> _Wat wordt verwacht_
Beantwoord op basis van het tekstfragment de volgende vragen:
(a) Waartoe heeft TFF geconcludeerd?
(b) Wat heeft [A] in de kop van de conclusie van antwoord, tevens eis in reconventie, vermeld?
(c) Waarom beoordeelt de rechtbank de stellingen en verweren zoveel mogelijk gezamenlijk?

--- Tekstfragment ---

TFF heeft verweer gevoerd en geconcludeerd tot niet-ontvankelijk verklaring van [A] in haar vorderingen, dan wel tot afwijzing van die vorderingen.
3.7.
Op de stellingen en verweren van partijen wordt hierna, voor zover van belang, ingegaan.

4.Het geschil en de beoordeling daarvan

in conventie en in reconventie

4.1.
[A] heeft in de kop van de conclusie van antwoord, tevens eis in reconventie, vermeld dat het om een voorwaardelijke eis in reconventie zou gaan. Uit deze conclusie valt echter niet af te leiden dat het daadwerkelijk om een voorwaardelijke vordering zou gaan en, indien dat al anders zou zijn, onder welke voorwaarde de vordering is ingesteld. De rechtbank houdt het er daarom voor dat door [A] is beoogd om een onvoorwaardelijke vordering in te stellen, die direct samenhangt met het verweer tegen de vordering in conventie.
4.2.
De rechtbank ziet vanwege de nauwe samenhang tussen conventie en reconventie aanleiding om de stellingen en verweren hierna zoveel mogelijk gezamenlijk te beoordelen.
4.3.

--- Vastgelegde gegevens ---

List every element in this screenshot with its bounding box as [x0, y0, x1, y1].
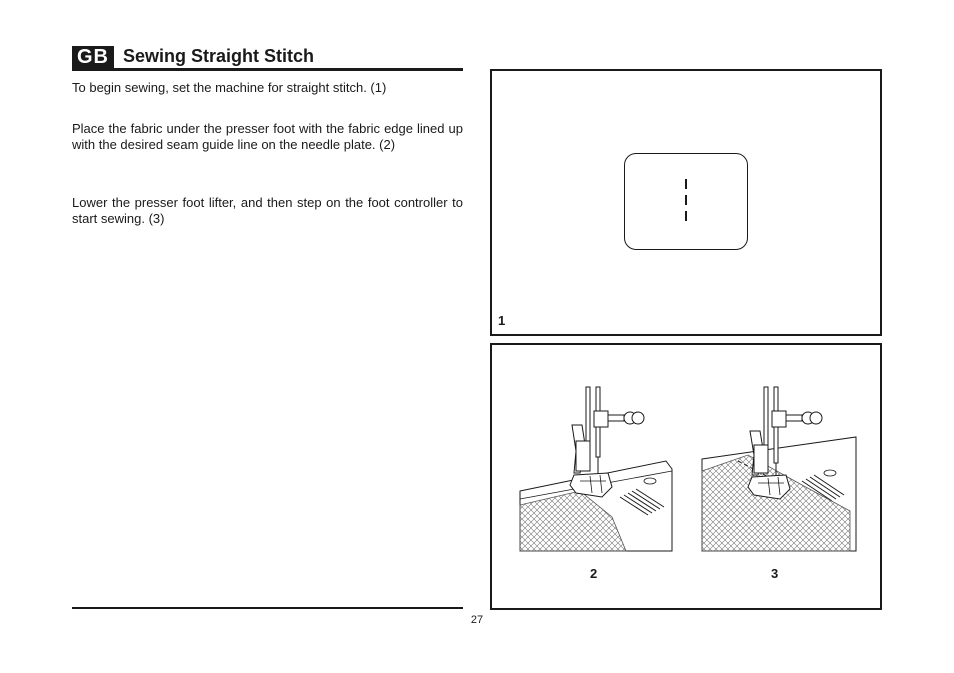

---

> _Uitgevoerde opdracht_
(a) Tot niet-ontvankelijkverklaring van [A] in haar vorderingen, dan wel tot afwijzing van die vorderingen.
(b) Dat het om een voorwaardelijke eis in reconventie zou gaan.
(c) Vanwege de nauwe samenhang tussen conventie en reconventie.